§ **PROBLEM STATEMENT**: The word "Seite" occurs in some lines of the data. Return each such line.

§ **MATERIALS PROVIDED**:
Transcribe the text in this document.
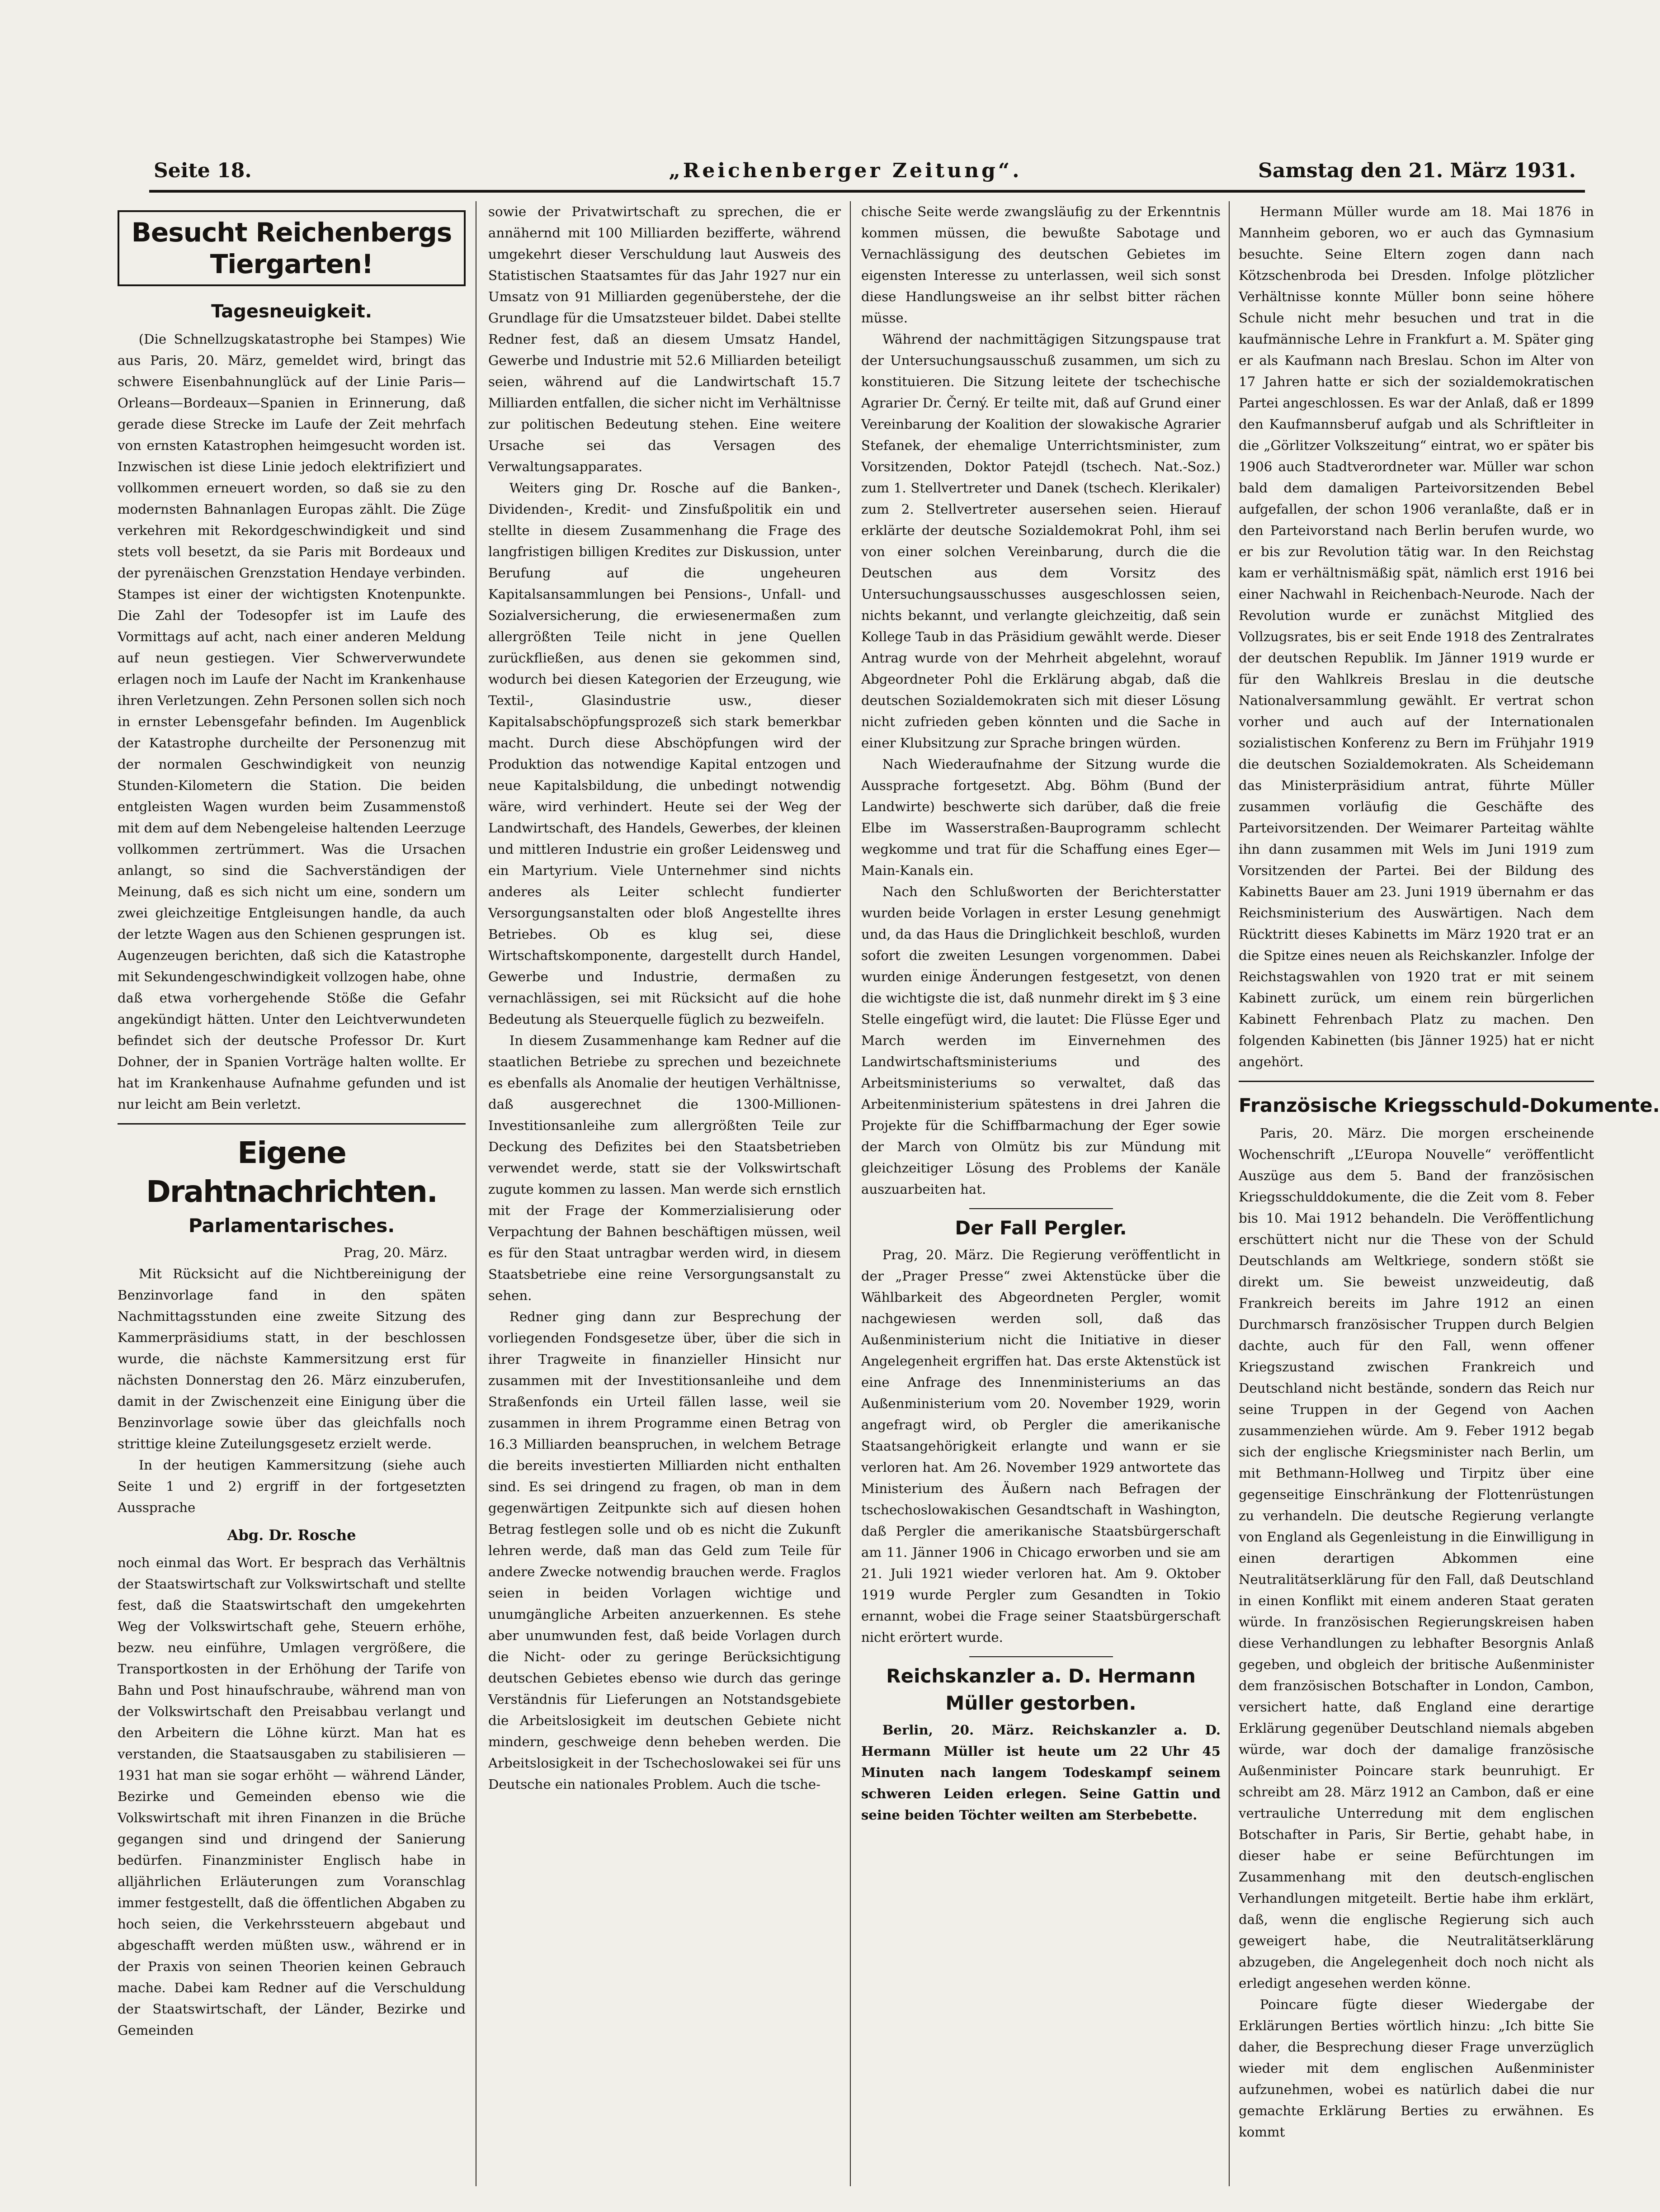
Seite 18.	„Reichenberger Zeitung“.	Samstag den 21. März 1931.
Besucht Reichenbergs Tiergarten!
Tagesneuigkeit.

(Die Schnellzugskatastrophe bei Stampes) Wie aus Paris, 20. März, gemeldet wird, bringt das schwere Eisenbahnunglück auf der Linie Paris—Orleans—Bordeaux—Spanien in Erinnerung, daß gerade diese Strecke im Laufe der Zeit mehrfach von ernsten Katastrophen heimgesucht worden ist. Inzwischen ist diese Linie jedoch elektrifiziert und vollkommen erneuert worden, so daß sie zu den modernsten Bahnanlagen Europas zählt. Die Züge verkehren mit Rekordgeschwindigkeit und sind stets voll besetzt, da sie Paris mit Bordeaux und der pyrenäischen Grenzstation Hendaye verbinden. Stampes ist einer der wichtigsten Knotenpunkte. Die Zahl der Todesopfer ist im Laufe des Vormittags auf acht, nach einer anderen Meldung auf neun gestiegen. Vier Schwerverwundete erlagen noch im Laufe der Nacht im Krankenhause ihren Verletzungen. Zehn Personen sollen sich noch in ernster Lebensgefahr befinden. Im Augenblick der Katastrophe durcheilte der Personenzug mit der normalen Geschwindigkeit von neunzig Stunden-Kilometern die Station. Die beiden entgleisten Wagen wurden beim Zusammenstoß mit dem auf dem Nebengeleise haltenden Leerzuge vollkommen zertrümmert. Was die Ursachen anlangt, so sind die Sachverständigen der Meinung, daß es sich nicht um eine, sondern um zwei gleichzeitige Entgleisungen handle, da auch der letzte Wagen aus den Schienen gesprungen ist. Augenzeugen berichten, daß sich die Katastrophe mit Sekundengeschwindigkeit vollzogen habe, ohne daß etwa vorhergehende Stöße die Gefahr angekündigt hätten. Unter den Leichtverwundeten befindet sich der deutsche Professor Dr. Kurt Dohner, der in Spanien Vorträge halten wollte. Er hat im Krankenhause Aufnahme gefunden und ist nur leicht am Bein verletzt.

Eigene Drahtnachrichten.
Parlamentarisches.
Prag, 20. März.

Mit Rücksicht auf die Nichtbereinigung der Benzinvorlage fand in den späten Nachmittagsstunden eine zweite Sitzung des Kammerpräsidiums statt, in der beschlossen wurde, die nächste Kammersitzung erst für nächsten Donnerstag den 26. März einzuberufen, damit in der Zwischenzeit eine Einigung über die Benzinvorlage sowie über das gleichfalls noch strittige kleine Zuteilungsgesetz erzielt werde.

In der heutigen Kammersitzung (siehe auch Seite 1 und 2) ergriff in der fortgesetzten Aussprache

Abg. Dr. Rosche

noch einmal das Wort. Er besprach das Verhältnis der Staatswirtschaft zur Volkswirtschaft und stellte fest, daß die Staatswirtschaft den umgekehrten Weg der Volkswirtschaft gehe, Steuern erhöhe, bezw. neu einführe, Umlagen vergrößere, die Transportkosten in der Erhöhung der Tarife von Bahn und Post hinaufschraube, während man von der Volkswirtschaft den Preisabbau verlangt und den Arbeitern die Löhne kürzt. Man hat es verstanden, die Staatsausgaben zu stabilisieren — 1931 hat man sie sogar erhöht — während Länder, Bezirke und Gemeinden ebenso wie die Volkswirtschaft mit ihren Finanzen in die Brüche gegangen sind und dringend der Sanierung bedürfen. Finanzminister Englisch habe in alljährlichen Erläuterungen zum Voranschlag immer festgestellt, daß die öffentlichen Abgaben zu hoch seien, die Verkehrssteuern abgebaut und abgeschafft werden müßten usw., während er in der Praxis von seinen Theorien keinen Gebrauch mache. Dabei kam Redner auf die Verschuldung der Staatswirtschaft, der Länder, Bezirke und Gemeinden

sowie der Privatwirtschaft zu sprechen, die er annähernd mit 100 Milliarden bezifferte, während umgekehrt dieser Verschuldung laut Ausweis des Statistischen Staatsamtes für das Jahr 1927 nur ein Umsatz von 91 Milliarden gegenüberstehe, der die Grundlage für die Umsatzsteuer bildet. Dabei stellte Redner fest, daß an diesem Umsatz Handel, Gewerbe und Industrie mit 52.6 Milliarden beteiligt seien, während auf die Landwirtschaft 15.7 Milliarden entfallen, die sicher nicht im Verhältnisse zur politischen Bedeutung stehen. Eine weitere Ursache sei das Versagen des Verwaltungsapparates.

Weiters ging Dr. Rosche auf die Banken-, Dividenden-, Kredit- und Zinsfußpolitik ein und stellte in diesem Zusammenhang die Frage des langfristigen billigen Kredites zur Diskussion, unter Berufung auf die ungeheuren Kapitalsansammlungen bei Pensions-, Unfall- und Sozialversicherung, die erwiesenermaßen zum allergrößten Teile nicht in jene Quellen zurückfließen, aus denen sie gekommen sind, wodurch bei diesen Kategorien der Erzeugung, wie Textil-, Glasindustrie usw., dieser Kapitalsabschöpfungsprozeß sich stark bemerkbar macht. Durch diese Abschöpfungen wird der Produktion das notwendige Kapital entzogen und neue Kapitalsbildung, die unbedingt notwendig wäre, wird verhindert. Heute sei der Weg der Landwirtschaft, des Handels, Gewerbes, der kleinen und mittleren Industrie ein großer Leidensweg und ein Martyrium. Viele Unternehmer sind nichts anderes als Leiter schlecht fundierter Versorgungsanstalten oder bloß Angestellte ihres Betriebes. Ob es klug sei, diese Wirtschaftskomponente, dargestellt durch Handel, Gewerbe und Industrie, dermaßen zu vernachlässigen, sei mit Rücksicht auf die hohe Bedeutung als Steuerquelle füglich zu bezweifeln.

In diesem Zusammenhange kam Redner auf die staatlichen Betriebe zu sprechen und bezeichnete es ebenfalls als Anomalie der heutigen Verhältnisse, daß ausgerechnet die 1300-Millionen-Investitionsanleihe zum allergrößten Teile zur Deckung des Defizites bei den Staatsbetrieben verwendet werde, statt sie der Volkswirtschaft zugute kommen zu lassen. Man werde sich ernstlich mit der Frage der Kommerzialisierung oder Verpachtung der Bahnen beschäftigen müssen, weil es für den Staat untragbar werden wird, in diesem Staatsbetriebe eine reine Versorgungsanstalt zu sehen.

Redner ging dann zur Besprechung der vorliegenden Fondsgesetze über, über die sich in ihrer Tragweite in finanzieller Hinsicht nur zusammen mit der Investitionsanleihe und dem Straßenfonds ein Urteil fällen lasse, weil sie zusammen in ihrem Programme einen Betrag von 16.3 Milliarden beanspruchen, in welchem Betrage die bereits investierten Milliarden nicht enthalten sind. Es sei dringend zu fragen, ob man in dem gegenwärtigen Zeitpunkte sich auf diesen hohen Betrag festlegen solle und ob es nicht die Zukunft lehren werde, daß man das Geld zum Teile für andere Zwecke notwendig brauchen werde. Fraglos seien in beiden Vorlagen wichtige und unumgängliche Arbeiten anzuerkennen. Es stehe aber unumwunden fest, daß beide Vorlagen durch die Nicht- oder zu geringe Berücksichtigung deutschen Gebietes ebenso wie durch das geringe Verständnis für Lieferungen an Notstandsgebiete die Arbeitslosigkeit im deutschen Gebiete nicht mindern, geschweige denn beheben werden. Die Arbeitslosigkeit in der Tschechoslowakei sei für uns Deutsche ein nationales Problem. Auch die tsche-

chische Seite werde zwangsläufig zu der Erkenntnis kommen müssen, die bewußte Sabotage und Vernachlässigung des deutschen Gebietes im eigensten Interesse zu unterlassen, weil sich sonst diese Handlungsweise an ihr selbst bitter rächen müsse.

Während der nachmittägigen Sitzungspause trat der Untersuchungsausschuß zusammen, um sich zu konstituieren. Die Sitzung leitete der tschechische Agrarier Dr. Černý. Er teilte mit, daß auf Grund einer Vereinbarung der Koalition der slowakische Agrarier Stefanek, der ehemalige Unterrichtsminister, zum Vorsitzenden, Doktor Patejdl (tschech. Nat.-Soz.) zum 1. Stellvertreter und Danek (tschech. Klerikaler) zum 2. Stellvertreter ausersehen seien. Hierauf erklärte der deutsche Sozialdemokrat Pohl, ihm sei von einer solchen Vereinbarung, durch die die Deutschen aus dem Vorsitz des Untersuchungsausschusses ausgeschlossen seien, nichts bekannt, und verlangte gleichzeitig, daß sein Kollege Taub in das Präsidium gewählt werde. Dieser Antrag wurde von der Mehrheit abgelehnt, worauf Abgeordneter Pohl die Erklärung abgab, daß die deutschen Sozialdemokraten sich mit dieser Lösung nicht zufrieden geben könnten und die Sache in einer Klubsitzung zur Sprache bringen würden.

Nach Wiederaufnahme der Sitzung wurde die Aussprache fortgesetzt. Abg. Böhm (Bund der Landwirte) beschwerte sich darüber, daß die freie Elbe im Wasserstraßen-Bauprogramm schlecht wegkomme und trat für die Schaffung eines Eger—Main-Kanals ein.

Nach den Schlußworten der Berichterstatter wurden beide Vorlagen in erster Lesung genehmigt und, da das Haus die Dringlichkeit beschloß, wurden sofort die zweiten Lesungen vorgenommen. Dabei wurden einige Änderungen festgesetzt, von denen die wichtigste die ist, daß nunmehr direkt im § 3 eine Stelle eingefügt wird, die lautet: Die Flüsse Eger und March werden im Einvernehmen des Landwirtschaftsministeriums und des Arbeitsministeriums so verwaltet, daß das Arbeitenministerium spätestens in drei Jahren die Projekte für die Schiffbarmachung der Eger sowie der March von Olmütz bis zur Mündung mit gleichzeitiger Lösung des Problems der Kanäle auszuarbeiten hat.

Der Fall Pergler.

Prag, 20. März. Die Regierung veröffentlicht in der „Prager Presse“ zwei Aktenstücke über die Wählbarkeit des Abgeordneten Pergler, womit nachgewiesen werden soll, daß das Außenministerium nicht die Initiative in dieser Angelegenheit ergriffen hat. Das erste Aktenstück ist eine Anfrage des Innenministeriums an das Außenministerium vom 20. November 1929, worin angefragt wird, ob Pergler die amerikanische Staatsangehörigkeit erlangte und wann er sie verloren hat. Am 26. November 1929 antwortete das Ministerium des Äußern nach Befragen der tschechoslowakischen Gesandtschaft in Washington, daß Pergler die amerikanische Staatsbürgerschaft am 11. Jänner 1906 in Chicago erworben und sie am 21. Juli 1921 wieder verloren hat. Am 9. Oktober 1919 wurde Pergler zum Gesandten in Tokio ernannt, wobei die Frage seiner Staatsbürgerschaft nicht erörtert wurde.

Reichskanzler a. D. Hermann Müller gestorben.

Berlin, 20. März. Reichskanzler a. D. Hermann Müller ist heute um 22 Uhr 45 Minuten nach langem Todeskampf seinem schweren Leiden erlegen. Seine Gattin und seine beiden Töchter weilten am Sterbebette.

Hermann Müller wurde am 18. Mai 1876 in Mannheim geboren, wo er auch das Gymnasium besuchte. Seine Eltern zogen dann nach Kötzschenbroda bei Dresden. Infolge plötzlicher Verhältnisse konnte Müller bonn seine höhere Schule nicht mehr besuchen und trat in die kaufmännische Lehre in Frankfurt a. M. Später ging er als Kaufmann nach Breslau. Schon im Alter von 17 Jahren hatte er sich der sozialdemokratischen Partei angeschlossen. Es war der Anlaß, daß er 1899 den Kaufmannsberuf aufgab und als Schriftleiter in die „Görlitzer Volkszeitung“ eintrat, wo er später bis 1906 auch Stadtverordneter war. Müller war schon bald dem damaligen Parteivorsitzenden Bebel aufgefallen, der schon 1906 veranlaßte, daß er in den Parteivorstand nach Berlin berufen wurde, wo er bis zur Revolution tätig war. In den Reichstag kam er verhältnismäßig spät, nämlich erst 1916 bei einer Nachwahl in Reichenbach-Neurode. Nach der Revolution wurde er zunächst Mitglied des Vollzugsrates, bis er seit Ende 1918 des Zentralrates der deutschen Republik. Im Jänner 1919 wurde er für den Wahlkreis Breslau in die deutsche Nationalversammlung gewählt. Er vertrat schon vorher und auch auf der Internationalen sozialistischen Konferenz zu Bern im Frühjahr 1919 die deutschen Sozialdemokraten. Als Scheidemann das Ministerpräsidium antrat, führte Müller zusammen vorläufig die Geschäfte des Parteivorsitzenden. Der Weimarer Parteitag wählte ihn dann zusammen mit Wels im Juni 1919 zum Vorsitzenden der Partei. Bei der Bildung des Kabinetts Bauer am 23. Juni 1919 übernahm er das Reichsministerium des Auswärtigen. Nach dem Rücktritt dieses Kabinetts im März 1920 trat er an die Spitze eines neuen als Reichskanzler. Infolge der Reichstagswahlen von 1920 trat er mit seinem Kabinett zurück, um einem rein bürgerlichen Kabinett Fehrenbach Platz zu machen. Den folgenden Kabinetten (bis Jänner 1925) hat er nicht angehört.

Französische Kriegsschuld-Dokumente.

Paris, 20. März. Die morgen erscheinende Wochenschrift „L’Europa Nouvelle“ veröffentlicht Auszüge aus dem 5. Band der französischen Kriegsschulddokumente, die die Zeit vom 8. Feber bis 10. Mai 1912 behandeln. Die Veröffentlichung erschüttert nicht nur die These von der Schuld Deutschlands am Weltkriege, sondern stößt sie direkt um. Sie beweist unzweideutig, daß Frankreich bereits im Jahre 1912 an einen Durchmarsch französischer Truppen durch Belgien dachte, auch für den Fall, wenn offener Kriegszustand zwischen Frankreich und Deutschland nicht bestände, sondern das Reich nur seine Truppen in der Gegend von Aachen zusammenziehen würde. Am 9. Feber 1912 begab sich der englische Kriegsminister nach Berlin, um mit Bethmann-Hollweg und Tirpitz über eine gegenseitige Einschränkung der Flottenrüstungen zu verhandeln. Die deutsche Regierung verlangte von England als Gegenleistung in die Einwilligung in einen derartigen Abkommen eine Neutralitätserklärung für den Fall, daß Deutschland in einen Konflikt mit einem anderen Staat geraten würde. In französischen Regierungskreisen haben diese Verhandlungen zu lebhafter Besorgnis Anlaß gegeben, und obgleich der britische Außenminister dem französischen Botschafter in London, Cambon, versichert hatte, daß England eine derartige Erklärung gegenüber Deutschland niemals abgeben würde, war doch der damalige französische Außenminister Poincare stark beunruhigt. Er schreibt am 28. März 1912 an Cambon, daß er eine vertrauliche Unterredung mit dem englischen Botschafter in Paris, Sir Bertie, gehabt habe, in dieser habe er seine Befürchtungen im Zusammenhang mit den deutsch-englischen Verhandlungen mitgeteilt. Bertie habe ihm erklärt, daß, wenn die englische Regierung sich auch geweigert habe, die Neutralitätserklärung abzugeben, die Angelegenheit doch noch nicht als erledigt angesehen werden könne.

Poincare fügte dieser Wiedergabe der Erklärungen Berties wörtlich hinzu: „Ich bitte Sie daher, die Besprechung dieser Frage unverzüglich wieder mit dem englischen Außenminister aufzunehmen, wobei es natürlich dabei die nur gemachte Erklärung Berties zu erwähnen. Es kommt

§ **ANSWER SECTION**:
Seite 18.	„Reichenberger Zeitung“.	Samstag den 21. März 1931.
In der heutigen Kammersitzung (siehe auch Seite 1 und 2) ergriff in der fortgesetzten Aussprache
chische Seite werde zwangsläufig zu der Erkenntnis kommen müssen, die bewußte Sabotage und Vernachlässigung des deutschen Gebietes im eigensten Interesse zu unterlassen, weil sich sonst diese Handlungsweise an ihr selbst bitter rächen müsse.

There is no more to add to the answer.